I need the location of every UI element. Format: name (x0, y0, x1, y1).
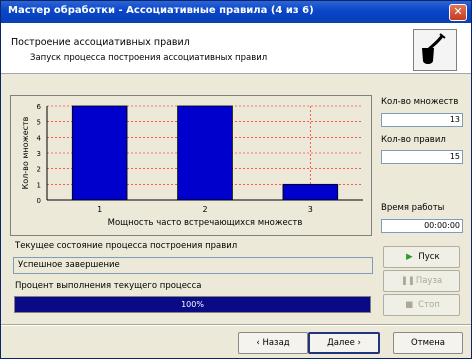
pause-icon: ❚❚ (400, 276, 416, 286)
y-tick-label: 6 (37, 103, 42, 111)
y-tick-label: 4 (37, 134, 42, 142)
bar-3 (282, 183, 339, 201)
progress-bar: 100% (14, 296, 371, 313)
pause-button-label: Пауза (415, 276, 443, 286)
histogram-chart: 0 1 2 3 4 5 6 1 2 3 Кол-во множеств Мощность час… (10, 95, 372, 236)
pause-button[interactable]: ❚❚Пауза (383, 270, 460, 292)
wizard-window: Мастер обработки - Ассоциативные правила… (0, 0, 472, 359)
play-icon: ▶ (406, 252, 413, 262)
footer-separator (1, 324, 471, 326)
rules-count-field: 15 (381, 150, 463, 164)
window-title: Мастер обработки - Ассоциативные правила… (8, 5, 314, 16)
bar-1 (71, 105, 128, 201)
y-tick-label: 2 (37, 166, 41, 174)
progress-label: Процент выполнения текущего процесса (15, 281, 202, 291)
elapsed-time-field: 00:00:00 (381, 219, 463, 233)
sets-count-field: 13 (381, 113, 463, 127)
x-tick-label: 1 (97, 205, 102, 214)
stop-icon: ■ (405, 300, 414, 310)
stop-button[interactable]: ■ Стоп (383, 294, 460, 316)
y-tick-label: 0 (37, 197, 41, 205)
step-subtitle: Запуск процесса построения ассоциативных… (30, 53, 268, 63)
bar-2 (177, 105, 233, 201)
progress-text: 100% (181, 300, 204, 309)
cancel-button[interactable]: Отмена (393, 332, 463, 354)
close-button[interactable]: ✕ (449, 4, 467, 21)
close-icon: ✕ (453, 5, 463, 18)
sets-count-label: Кол-во множеств (381, 97, 459, 107)
y-tick-label: 5 (37, 119, 41, 127)
chart-svg: 0 1 2 3 4 5 6 1 2 3 Кол-во множеств Мощность час… (21, 103, 363, 228)
process-state-field: Успешное завершение (13, 257, 373, 274)
back-button[interactable]: ‹ Назад (238, 332, 308, 354)
pipe-icon (413, 29, 457, 71)
y-tick-label: 3 (37, 150, 41, 158)
start-button-label: Пуск (418, 252, 440, 262)
wizard-header: Построение ассоциативных правил Запуск п… (1, 23, 471, 74)
step-title: Построение ассоциативных правил (11, 37, 190, 48)
x-tick-label: 2 (202, 205, 207, 214)
next-button[interactable]: Далее › (308, 332, 380, 354)
rules-count-label: Кол-во правил (381, 135, 446, 145)
y-tick-label: 1 (37, 181, 41, 189)
x-axis-label: Мощность часто встречающихся множеств (108, 218, 303, 228)
process-state-label: Текущее состояние процесса построения пр… (15, 241, 238, 251)
title-bar: Мастер обработки - Ассоциативные правила… (1, 1, 471, 23)
x-tick-label: 3 (308, 205, 313, 214)
stop-button-label: Стоп (418, 300, 440, 310)
elapsed-time-label: Время работы (381, 203, 445, 213)
start-button[interactable]: ▶ Пуск (383, 246, 460, 268)
y-axis-label: Кол-во множеств (21, 116, 30, 189)
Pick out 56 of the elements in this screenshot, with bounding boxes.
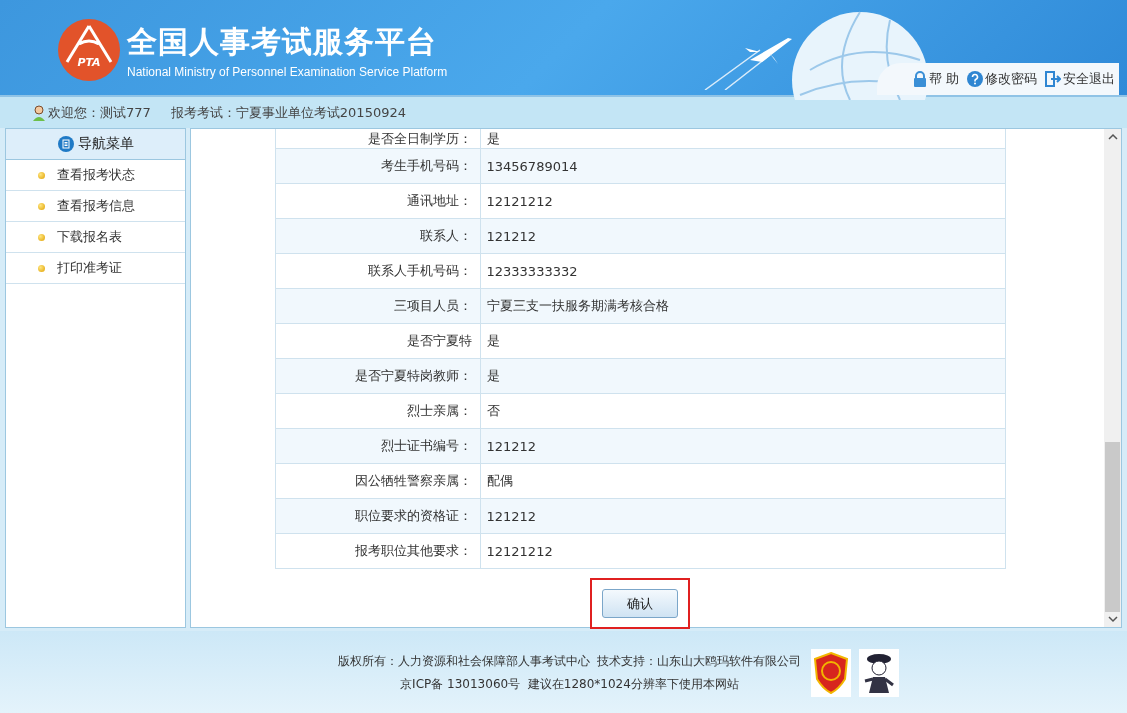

○ ○ ○ ○ ○ ○ ○

Exercise objective
Reproduce verbatim the lines of the records from the line containing "pause-icon: ❚❚ (400, 276, 416, 286)" through the line containing "chart-svg: 0 1", including both of those lines.

Solved problem
pause-icon: ❚❚ (400, 276, 416, 286)
y-tick-label: 6 (37, 103, 42, 111)
y-tick-label: 4 (37, 134, 42, 142)
bar-3 (282, 183, 339, 201)
progress-bar: 100% (14, 296, 371, 313)
pause-button-label: Пауза (415, 276, 443, 286)
histogram-chart: 0 1 2 3 4 5 6 1 2 3 Кол-во множеств Мощность час… (10, 95, 372, 236)
pause-button[interactable]: ❚❚Пауза (383, 270, 460, 292)
wizard-window: Мастер обработки - Ассоциативные правила… (0, 0, 472, 359)
play-icon: ▶ (406, 252, 413, 262)
footer-separator (1, 324, 471, 326)
rules-count-field: 15 (381, 150, 463, 164)
window-title: Мастер обработки - Ассоциативные правила… (8, 5, 314, 16)
bar-1 (71, 105, 128, 201)
y-tick-label: 2 (37, 166, 41, 174)
progress-label: Процент выполнения текущего процесса (15, 281, 202, 291)
elapsed-time-field: 00:00:00 (381, 219, 463, 233)
sets-count-field: 13 (381, 113, 463, 127)
x-tick-label: 1 (97, 205, 102, 214)
stop-icon: ■ (405, 300, 414, 310)
stop-button[interactable]: ■ Стоп (383, 294, 460, 316)
y-tick-label: 0 (37, 197, 41, 205)
step-subtitle: Запуск процесса построения ассоциативных… (30, 53, 268, 63)
bar-2 (177, 105, 233, 201)
progress-text: 100% (181, 300, 204, 309)
cancel-button[interactable]: Отмена (393, 332, 463, 354)
close-button[interactable]: ✕ (449, 4, 467, 21)
close-icon: ✕ (453, 5, 463, 18)
sets-count-label: Кол-во множеств (381, 97, 459, 107)
y-tick-label: 5 (37, 119, 41, 127)
chart-svg: 0 1 2 3 4 5 6 1 2 3 Кол-во множеств Мощность час… (21, 103, 363, 228)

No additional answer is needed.